Lines containing the word "object" are to be located and copied.
Start of Exercise input
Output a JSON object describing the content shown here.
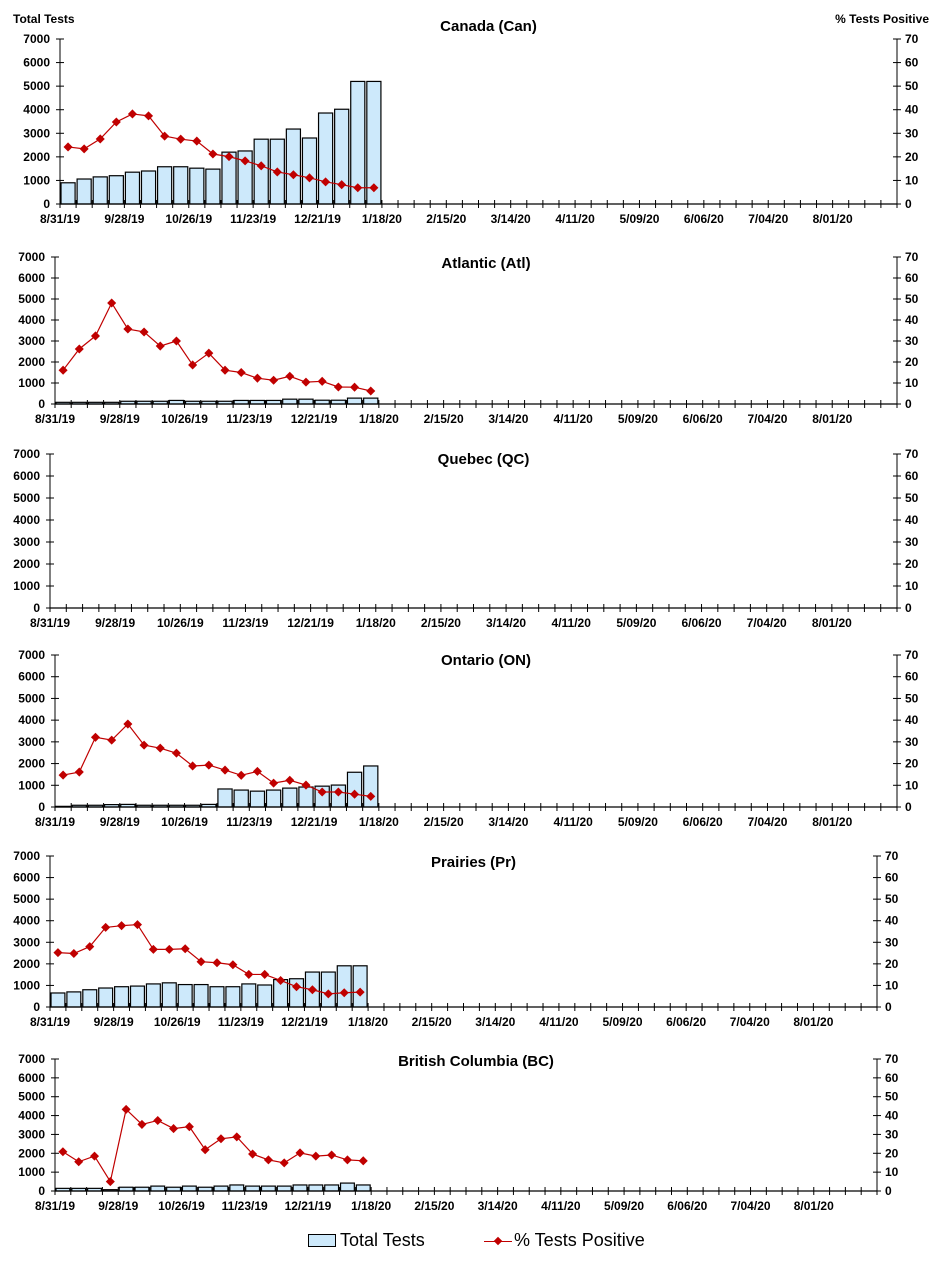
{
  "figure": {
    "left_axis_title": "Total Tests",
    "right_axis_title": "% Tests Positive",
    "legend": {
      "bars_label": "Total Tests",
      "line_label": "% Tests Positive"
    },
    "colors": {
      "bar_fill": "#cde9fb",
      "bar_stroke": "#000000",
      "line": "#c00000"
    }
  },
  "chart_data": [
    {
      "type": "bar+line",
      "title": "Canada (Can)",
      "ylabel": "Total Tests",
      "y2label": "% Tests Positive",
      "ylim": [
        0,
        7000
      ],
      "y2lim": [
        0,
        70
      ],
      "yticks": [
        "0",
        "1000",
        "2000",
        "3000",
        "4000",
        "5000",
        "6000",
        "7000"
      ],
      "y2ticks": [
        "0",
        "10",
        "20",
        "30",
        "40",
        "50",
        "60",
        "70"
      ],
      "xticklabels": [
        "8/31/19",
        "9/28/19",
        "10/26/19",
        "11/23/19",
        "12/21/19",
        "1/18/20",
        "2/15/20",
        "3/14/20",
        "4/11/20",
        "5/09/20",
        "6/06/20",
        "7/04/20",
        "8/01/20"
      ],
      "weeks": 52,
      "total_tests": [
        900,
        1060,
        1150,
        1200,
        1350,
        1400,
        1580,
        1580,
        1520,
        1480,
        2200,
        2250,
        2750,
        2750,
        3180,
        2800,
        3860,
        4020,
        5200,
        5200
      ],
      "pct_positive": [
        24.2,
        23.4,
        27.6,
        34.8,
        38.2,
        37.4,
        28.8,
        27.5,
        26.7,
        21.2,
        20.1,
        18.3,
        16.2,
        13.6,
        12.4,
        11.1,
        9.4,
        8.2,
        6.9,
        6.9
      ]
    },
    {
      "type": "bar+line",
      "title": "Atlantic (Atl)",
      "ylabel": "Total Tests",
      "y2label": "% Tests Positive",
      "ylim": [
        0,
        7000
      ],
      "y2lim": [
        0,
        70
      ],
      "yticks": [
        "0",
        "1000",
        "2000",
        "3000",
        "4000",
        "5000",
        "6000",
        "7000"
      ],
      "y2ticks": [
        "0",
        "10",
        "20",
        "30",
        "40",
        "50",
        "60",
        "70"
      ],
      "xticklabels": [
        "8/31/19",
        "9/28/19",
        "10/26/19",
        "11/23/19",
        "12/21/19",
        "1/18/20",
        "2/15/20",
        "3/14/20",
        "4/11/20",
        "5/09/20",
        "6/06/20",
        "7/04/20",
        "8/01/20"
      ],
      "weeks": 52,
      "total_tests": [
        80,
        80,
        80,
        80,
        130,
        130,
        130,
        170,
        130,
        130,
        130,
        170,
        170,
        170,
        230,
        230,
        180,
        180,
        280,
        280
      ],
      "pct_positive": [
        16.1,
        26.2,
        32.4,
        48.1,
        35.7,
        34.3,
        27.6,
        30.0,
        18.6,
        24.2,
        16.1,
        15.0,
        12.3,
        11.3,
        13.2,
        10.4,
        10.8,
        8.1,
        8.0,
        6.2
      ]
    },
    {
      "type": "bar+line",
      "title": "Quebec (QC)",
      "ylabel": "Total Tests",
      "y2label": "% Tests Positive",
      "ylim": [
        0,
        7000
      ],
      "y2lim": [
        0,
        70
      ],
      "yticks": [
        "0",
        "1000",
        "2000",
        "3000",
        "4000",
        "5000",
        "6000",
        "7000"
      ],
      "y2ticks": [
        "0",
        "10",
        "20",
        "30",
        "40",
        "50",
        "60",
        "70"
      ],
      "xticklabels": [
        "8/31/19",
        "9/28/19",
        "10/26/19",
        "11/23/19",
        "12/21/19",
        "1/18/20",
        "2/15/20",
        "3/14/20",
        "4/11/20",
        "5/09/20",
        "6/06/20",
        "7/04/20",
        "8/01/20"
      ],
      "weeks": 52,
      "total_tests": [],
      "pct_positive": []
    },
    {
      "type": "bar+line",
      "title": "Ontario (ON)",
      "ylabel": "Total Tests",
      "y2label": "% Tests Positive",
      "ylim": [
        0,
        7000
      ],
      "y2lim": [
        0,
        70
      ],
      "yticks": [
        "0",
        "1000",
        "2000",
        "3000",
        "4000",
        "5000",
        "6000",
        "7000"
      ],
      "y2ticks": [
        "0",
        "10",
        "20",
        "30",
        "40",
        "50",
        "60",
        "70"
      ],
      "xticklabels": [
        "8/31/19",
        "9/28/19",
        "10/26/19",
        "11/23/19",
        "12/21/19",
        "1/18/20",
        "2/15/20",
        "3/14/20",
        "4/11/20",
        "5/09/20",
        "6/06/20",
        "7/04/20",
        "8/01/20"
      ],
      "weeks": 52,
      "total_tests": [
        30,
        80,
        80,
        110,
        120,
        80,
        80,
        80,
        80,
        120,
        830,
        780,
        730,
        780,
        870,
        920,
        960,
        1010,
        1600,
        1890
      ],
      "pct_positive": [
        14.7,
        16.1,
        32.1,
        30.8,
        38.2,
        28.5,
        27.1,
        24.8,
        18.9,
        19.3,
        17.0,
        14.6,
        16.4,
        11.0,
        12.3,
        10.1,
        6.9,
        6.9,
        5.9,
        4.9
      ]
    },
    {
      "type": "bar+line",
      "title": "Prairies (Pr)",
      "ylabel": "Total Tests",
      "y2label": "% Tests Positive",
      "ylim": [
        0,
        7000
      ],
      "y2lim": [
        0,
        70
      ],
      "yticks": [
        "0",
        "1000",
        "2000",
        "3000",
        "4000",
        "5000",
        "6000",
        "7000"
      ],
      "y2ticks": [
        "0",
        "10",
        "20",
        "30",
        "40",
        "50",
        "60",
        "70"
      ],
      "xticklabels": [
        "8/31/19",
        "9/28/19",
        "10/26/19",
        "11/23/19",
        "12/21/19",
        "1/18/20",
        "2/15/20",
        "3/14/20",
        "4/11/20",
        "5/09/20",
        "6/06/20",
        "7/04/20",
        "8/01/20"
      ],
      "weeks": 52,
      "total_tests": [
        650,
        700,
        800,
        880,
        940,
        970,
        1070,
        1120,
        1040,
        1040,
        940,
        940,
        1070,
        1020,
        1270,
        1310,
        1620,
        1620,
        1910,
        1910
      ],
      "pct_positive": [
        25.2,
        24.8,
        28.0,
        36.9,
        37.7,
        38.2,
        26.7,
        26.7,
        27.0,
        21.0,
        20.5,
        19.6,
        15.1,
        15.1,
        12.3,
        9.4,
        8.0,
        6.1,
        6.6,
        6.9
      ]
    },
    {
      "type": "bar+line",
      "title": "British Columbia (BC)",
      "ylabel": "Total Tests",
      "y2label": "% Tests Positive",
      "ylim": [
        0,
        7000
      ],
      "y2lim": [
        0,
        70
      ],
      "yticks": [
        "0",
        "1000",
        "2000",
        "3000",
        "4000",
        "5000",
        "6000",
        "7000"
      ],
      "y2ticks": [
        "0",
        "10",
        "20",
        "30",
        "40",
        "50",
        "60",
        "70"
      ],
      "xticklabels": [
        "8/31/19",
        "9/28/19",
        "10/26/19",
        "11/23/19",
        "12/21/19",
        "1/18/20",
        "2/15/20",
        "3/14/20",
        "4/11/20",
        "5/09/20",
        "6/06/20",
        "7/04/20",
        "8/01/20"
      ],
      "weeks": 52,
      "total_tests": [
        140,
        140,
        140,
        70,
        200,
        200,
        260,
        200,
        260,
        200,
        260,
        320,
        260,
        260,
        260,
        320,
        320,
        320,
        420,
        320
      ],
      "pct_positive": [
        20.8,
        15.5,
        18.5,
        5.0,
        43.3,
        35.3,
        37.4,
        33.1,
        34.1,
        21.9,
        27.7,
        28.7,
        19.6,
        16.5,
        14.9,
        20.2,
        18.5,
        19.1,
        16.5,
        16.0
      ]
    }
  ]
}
End of Exercise input
Start of Exercise input
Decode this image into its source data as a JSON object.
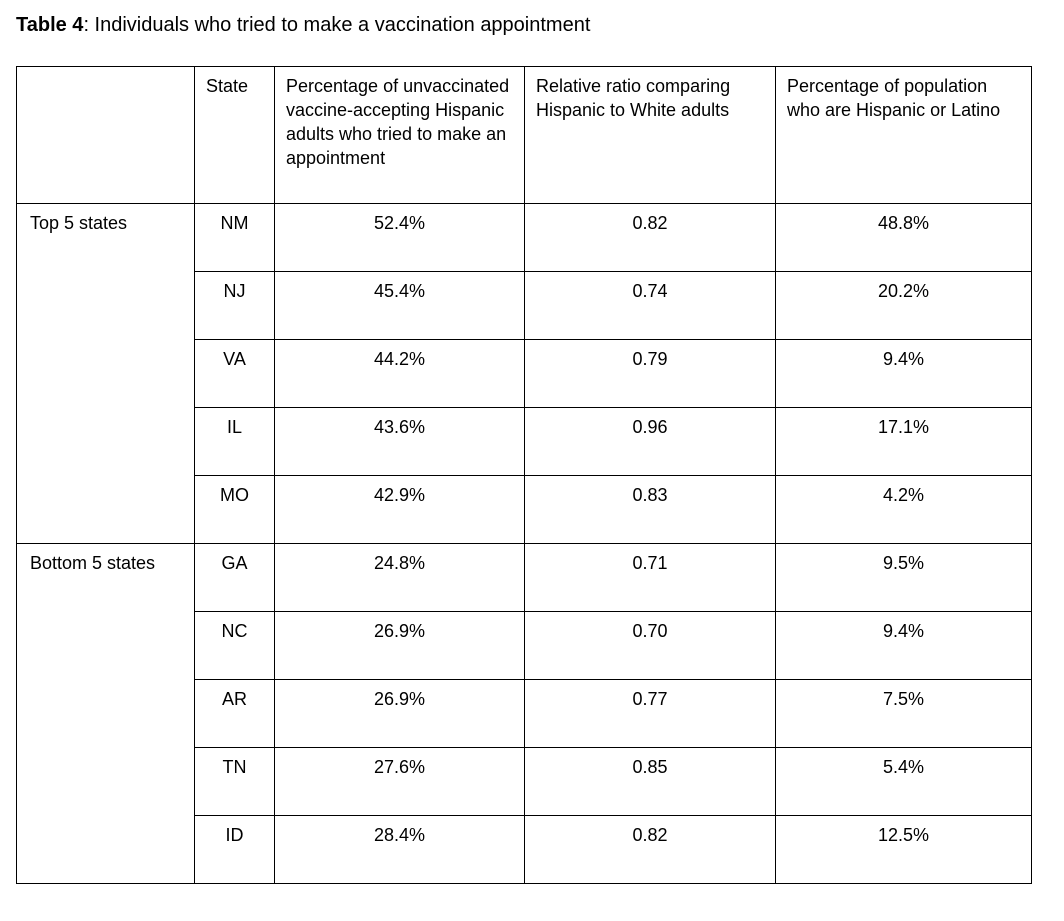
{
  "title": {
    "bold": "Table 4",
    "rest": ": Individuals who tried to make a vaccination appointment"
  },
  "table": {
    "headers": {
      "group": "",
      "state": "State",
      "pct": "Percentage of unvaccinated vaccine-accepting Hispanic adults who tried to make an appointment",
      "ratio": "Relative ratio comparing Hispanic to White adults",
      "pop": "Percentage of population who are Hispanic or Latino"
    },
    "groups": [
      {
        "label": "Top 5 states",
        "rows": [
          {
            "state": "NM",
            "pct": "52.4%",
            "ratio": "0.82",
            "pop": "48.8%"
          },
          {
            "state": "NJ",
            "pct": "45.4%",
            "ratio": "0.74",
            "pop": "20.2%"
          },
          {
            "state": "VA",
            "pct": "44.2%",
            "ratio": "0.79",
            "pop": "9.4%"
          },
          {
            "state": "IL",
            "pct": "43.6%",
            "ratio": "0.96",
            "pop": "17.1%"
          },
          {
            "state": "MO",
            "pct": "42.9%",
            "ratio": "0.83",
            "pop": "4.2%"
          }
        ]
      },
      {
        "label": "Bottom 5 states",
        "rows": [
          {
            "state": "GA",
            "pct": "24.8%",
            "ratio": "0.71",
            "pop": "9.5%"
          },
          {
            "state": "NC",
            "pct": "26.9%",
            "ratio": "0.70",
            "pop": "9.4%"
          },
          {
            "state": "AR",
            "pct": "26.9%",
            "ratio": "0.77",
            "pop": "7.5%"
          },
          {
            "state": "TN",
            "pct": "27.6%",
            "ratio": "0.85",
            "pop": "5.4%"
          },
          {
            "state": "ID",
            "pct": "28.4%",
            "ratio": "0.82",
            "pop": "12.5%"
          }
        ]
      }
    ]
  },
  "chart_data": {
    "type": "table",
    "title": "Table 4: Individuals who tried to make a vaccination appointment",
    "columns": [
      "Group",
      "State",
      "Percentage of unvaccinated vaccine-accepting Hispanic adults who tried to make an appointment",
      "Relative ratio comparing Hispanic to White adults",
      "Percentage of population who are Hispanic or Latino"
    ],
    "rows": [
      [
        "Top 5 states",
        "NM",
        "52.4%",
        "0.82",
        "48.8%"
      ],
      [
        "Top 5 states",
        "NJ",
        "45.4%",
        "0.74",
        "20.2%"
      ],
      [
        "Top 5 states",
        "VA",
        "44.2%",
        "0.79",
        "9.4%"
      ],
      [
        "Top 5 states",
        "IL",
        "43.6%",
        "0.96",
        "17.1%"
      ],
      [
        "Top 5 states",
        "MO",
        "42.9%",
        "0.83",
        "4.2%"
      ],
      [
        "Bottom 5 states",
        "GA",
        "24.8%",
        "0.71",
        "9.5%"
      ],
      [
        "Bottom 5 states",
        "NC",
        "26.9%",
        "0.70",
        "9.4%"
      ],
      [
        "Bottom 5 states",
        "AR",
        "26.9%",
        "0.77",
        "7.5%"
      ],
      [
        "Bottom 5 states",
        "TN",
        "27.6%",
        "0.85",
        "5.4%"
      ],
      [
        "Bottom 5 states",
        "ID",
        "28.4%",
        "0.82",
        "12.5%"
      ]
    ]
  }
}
End of Exercise input
## Result of this exercise
Output a JSON object describing the content shown here.
Decode this image into its source data as a JSON object.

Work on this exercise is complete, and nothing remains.